____ SUPPLIED RECORDS

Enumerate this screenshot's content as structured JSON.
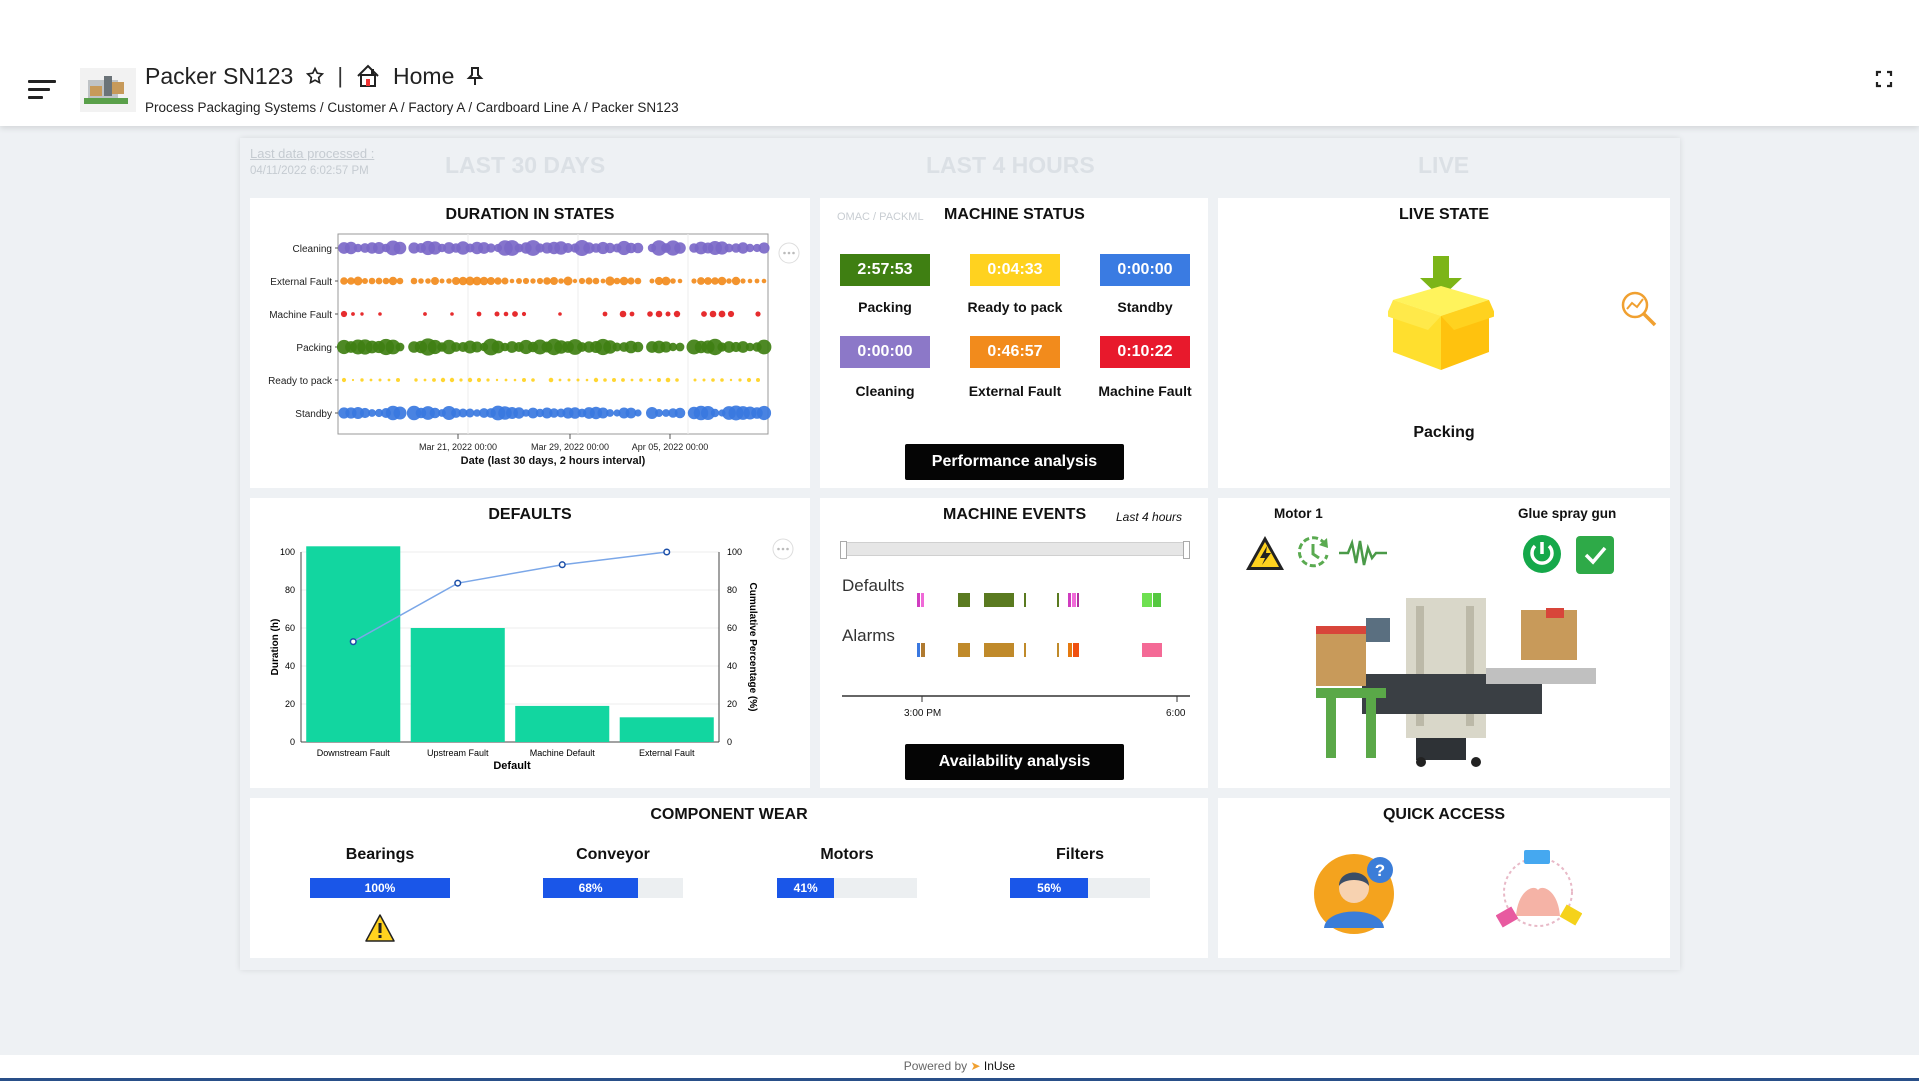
{
  "header": {
    "title": "Packer SN123",
    "home_label": "Home",
    "breadcrumb": [
      "Process Packaging Systems",
      "Customer A",
      "Factory A",
      "Cardboard Line A",
      "Packer SN123"
    ]
  },
  "periods": {
    "last_data_label": "Last data processed :",
    "last_data_date": "04/11/2022 6:02:57 PM",
    "col1": "LAST 30 DAYS",
    "col2": "LAST 4 HOURS",
    "col3": "LIVE"
  },
  "duration_states": {
    "title": "DURATION IN STATES",
    "xlabel": "Date (last 30 days, 2 hours interval)",
    "states": [
      "Cleaning",
      "External Fault",
      "Machine Fault",
      "Packing",
      "Ready to pack",
      "Standby"
    ],
    "xticks": [
      "Mar 21, 2022 00:00",
      "Mar 29, 2022 00:00",
      "Apr 05, 2022 00:00"
    ],
    "colors": [
      "#7b68c8",
      "#f28b1c",
      "#e41a1c",
      "#3f7f12",
      "#ffd21f",
      "#3a78e0"
    ]
  },
  "machine_status": {
    "tag": "OMAC / PACKML",
    "title": "MACHINE STATUS",
    "items": [
      {
        "time": "2:57:53",
        "label": "Packing",
        "color": "#3f7f12"
      },
      {
        "time": "0:04:33",
        "label": "Ready to pack",
        "color": "#ffd21f"
      },
      {
        "time": "0:00:00",
        "label": "Standby",
        "color": "#3a7be2"
      },
      {
        "time": "0:00:00",
        "label": "Cleaning",
        "color": "#8c78c8"
      },
      {
        "time": "0:46:57",
        "label": "External Fault",
        "color": "#f28b1c"
      },
      {
        "time": "0:10:22",
        "label": "Machine Fault",
        "color": "#e8192c"
      }
    ],
    "button": "Performance analysis"
  },
  "live_state": {
    "title": "LIVE STATE",
    "state": "Packing",
    "motor_label": "Motor 1",
    "glue_label": "Glue spray gun"
  },
  "defaults": {
    "title": "DEFAULTS",
    "chart_data": {
      "type": "bar",
      "categories": [
        "Downstream Fault",
        "Upstream Fault",
        "Machine Default",
        "External Fault"
      ],
      "values": [
        103,
        60,
        19,
        13
      ],
      "cumulative": [
        52.8,
        83.6,
        93.3,
        100
      ],
      "xlabel": "Default",
      "ylabel": "Duration (h)",
      "y2label": "Cumulative Percentage (%)",
      "ylim": [
        0,
        100
      ],
      "yticks": [
        0,
        20,
        40,
        60,
        80,
        100
      ]
    }
  },
  "machine_events": {
    "title": "MACHINE EVENTS",
    "subtitle": "Last 4 hours",
    "rows": [
      "Defaults",
      "Alarms"
    ],
    "xticks": [
      "3:00 PM",
      "6:00"
    ],
    "button": "Availability analysis"
  },
  "component_wear": {
    "title": "COMPONENT WEAR",
    "items": [
      {
        "name": "Bearings",
        "percent": 100,
        "label": "100%"
      },
      {
        "name": "Conveyor",
        "percent": 68,
        "label": "68%"
      },
      {
        "name": "Motors",
        "percent": 41,
        "label": "41%"
      },
      {
        "name": "Filters",
        "percent": 56,
        "label": "56%"
      }
    ]
  },
  "quick_access": {
    "title": "QUICK ACCESS"
  },
  "footer": {
    "powered": "Powered by",
    "brand": "InUse"
  }
}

________

Omitting all images, print the listing exactly.

Enumerate this screenshot's content as structured JSON.
{
  "header": {
    "title": "Packer SN123",
    "home_label": "Home",
    "breadcrumb": [
      "Process Packaging Systems",
      "Customer A",
      "Factory A",
      "Cardboard Line A",
      "Packer SN123"
    ]
  },
  "periods": {
    "last_data_label": "Last data processed :",
    "last_data_date": "04/11/2022 6:02:57 PM",
    "col1": "LAST 30 DAYS",
    "col2": "LAST 4 HOURS",
    "col3": "LIVE"
  },
  "duration_states": {
    "title": "DURATION IN STATES",
    "xlabel": "Date (last 30 days, 2 hours interval)",
    "states": [
      "Cleaning",
      "External Fault",
      "Machine Fault",
      "Packing",
      "Ready to pack",
      "Standby"
    ],
    "xticks": [
      "Mar 21, 2022 00:00",
      "Mar 29, 2022 00:00",
      "Apr 05, 2022 00:00"
    ],
    "colors": [
      "#7b68c8",
      "#f28b1c",
      "#e41a1c",
      "#3f7f12",
      "#ffd21f",
      "#3a78e0"
    ]
  },
  "machine_status": {
    "tag": "OMAC / PACKML",
    "title": "MACHINE STATUS",
    "items": [
      {
        "time": "2:57:53",
        "label": "Packing",
        "color": "#3f7f12"
      },
      {
        "time": "0:04:33",
        "label": "Ready to pack",
        "color": "#ffd21f"
      },
      {
        "time": "0:00:00",
        "label": "Standby",
        "color": "#3a7be2"
      },
      {
        "time": "0:00:00",
        "label": "Cleaning",
        "color": "#8c78c8"
      },
      {
        "time": "0:46:57",
        "label": "External Fault",
        "color": "#f28b1c"
      },
      {
        "time": "0:10:22",
        "label": "Machine Fault",
        "color": "#e8192c"
      }
    ],
    "button": "Performance analysis"
  },
  "live_state": {
    "title": "LIVE STATE",
    "state": "Packing",
    "motor_label": "Motor 1",
    "glue_label": "Glue spray gun"
  },
  "defaults": {
    "title": "DEFAULTS",
    "chart_data": {
      "type": "bar",
      "categories": [
        "Downstream Fault",
        "Upstream Fault",
        "Machine Default",
        "External Fault"
      ],
      "values": [
        103,
        60,
        19,
        13
      ],
      "cumulative": [
        52.8,
        83.6,
        93.3,
        100
      ],
      "xlabel": "Default",
      "ylabel": "Duration (h)",
      "y2label": "Cumulative Percentage (%)",
      "ylim": [
        0,
        100
      ],
      "yticks": [
        0,
        20,
        40,
        60,
        80,
        100
      ]
    }
  },
  "machine_events": {
    "title": "MACHINE EVENTS",
    "subtitle": "Last 4 hours",
    "rows": [
      "Defaults",
      "Alarms"
    ],
    "xticks": [
      "3:00 PM",
      "6:00"
    ],
    "button": "Availability analysis"
  },
  "component_wear": {
    "title": "COMPONENT WEAR",
    "items": [
      {
        "name": "Bearings",
        "percent": 100,
        "label": "100%"
      },
      {
        "name": "Conveyor",
        "percent": 68,
        "label": "68%"
      },
      {
        "name": "Motors",
        "percent": 41,
        "label": "41%"
      },
      {
        "name": "Filters",
        "percent": 56,
        "label": "56%"
      }
    ]
  },
  "quick_access": {
    "title": "QUICK ACCESS"
  },
  "footer": {
    "powered": "Powered by",
    "brand": "InUse"
  }
}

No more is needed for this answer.